Extracts from a graphics dataset
[start]
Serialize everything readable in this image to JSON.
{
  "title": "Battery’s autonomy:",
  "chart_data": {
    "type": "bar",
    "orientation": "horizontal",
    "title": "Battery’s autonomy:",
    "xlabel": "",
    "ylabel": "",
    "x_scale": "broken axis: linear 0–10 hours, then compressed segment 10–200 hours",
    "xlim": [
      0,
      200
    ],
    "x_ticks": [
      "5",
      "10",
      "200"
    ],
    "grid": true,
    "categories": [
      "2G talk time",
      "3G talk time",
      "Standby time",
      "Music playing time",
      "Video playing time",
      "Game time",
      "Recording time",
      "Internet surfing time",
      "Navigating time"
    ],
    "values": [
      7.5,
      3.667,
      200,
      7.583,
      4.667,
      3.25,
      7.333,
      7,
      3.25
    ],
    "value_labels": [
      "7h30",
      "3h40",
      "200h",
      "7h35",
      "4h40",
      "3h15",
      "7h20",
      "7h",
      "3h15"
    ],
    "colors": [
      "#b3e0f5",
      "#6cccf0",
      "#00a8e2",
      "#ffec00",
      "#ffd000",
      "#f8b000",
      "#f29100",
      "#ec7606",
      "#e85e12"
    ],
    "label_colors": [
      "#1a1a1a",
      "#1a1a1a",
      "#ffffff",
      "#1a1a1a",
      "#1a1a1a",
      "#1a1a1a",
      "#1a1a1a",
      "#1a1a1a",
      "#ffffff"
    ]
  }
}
[end]
Stated task:
Your task is to extract all of the records exactly.

Worked answer:
Serialize everything readable in this image to JSON.
{
  "title": "Battery’s autonomy:",
  "chart_data": {
    "type": "bar",
    "orientation": "horizontal",
    "title": "Battery’s autonomy:",
    "xlabel": "",
    "ylabel": "",
    "x_scale": "broken axis: linear 0–10 hours, then compressed segment 10–200 hours",
    "xlim": [
      0,
      200
    ],
    "x_ticks": [
      "5",
      "10",
      "200"
    ],
    "grid": true,
    "categories": [
      "2G talk time",
      "3G talk time",
      "Standby time",
      "Music playing time",
      "Video playing time",
      "Game time",
      "Recording time",
      "Internet surfing time",
      "Navigating time"
    ],
    "values": [
      7.5,
      3.667,
      200,
      7.583,
      4.667,
      3.25,
      7.333,
      7,
      3.25
    ],
    "value_labels": [
      "7h30",
      "3h40",
      "200h",
      "7h35",
      "4h40",
      "3h15",
      "7h20",
      "7h",
      "3h15"
    ],
    "colors": [
      "#b3e0f5",
      "#6cccf0",
      "#00a8e2",
      "#ffec00",
      "#ffd000",
      "#f8b000",
      "#f29100",
      "#ec7606",
      "#e85e12"
    ],
    "label_colors": [
      "#1a1a1a",
      "#1a1a1a",
      "#ffffff",
      "#1a1a1a",
      "#1a1a1a",
      "#1a1a1a",
      "#1a1a1a",
      "#1a1a1a",
      "#ffffff"
    ]
  }
}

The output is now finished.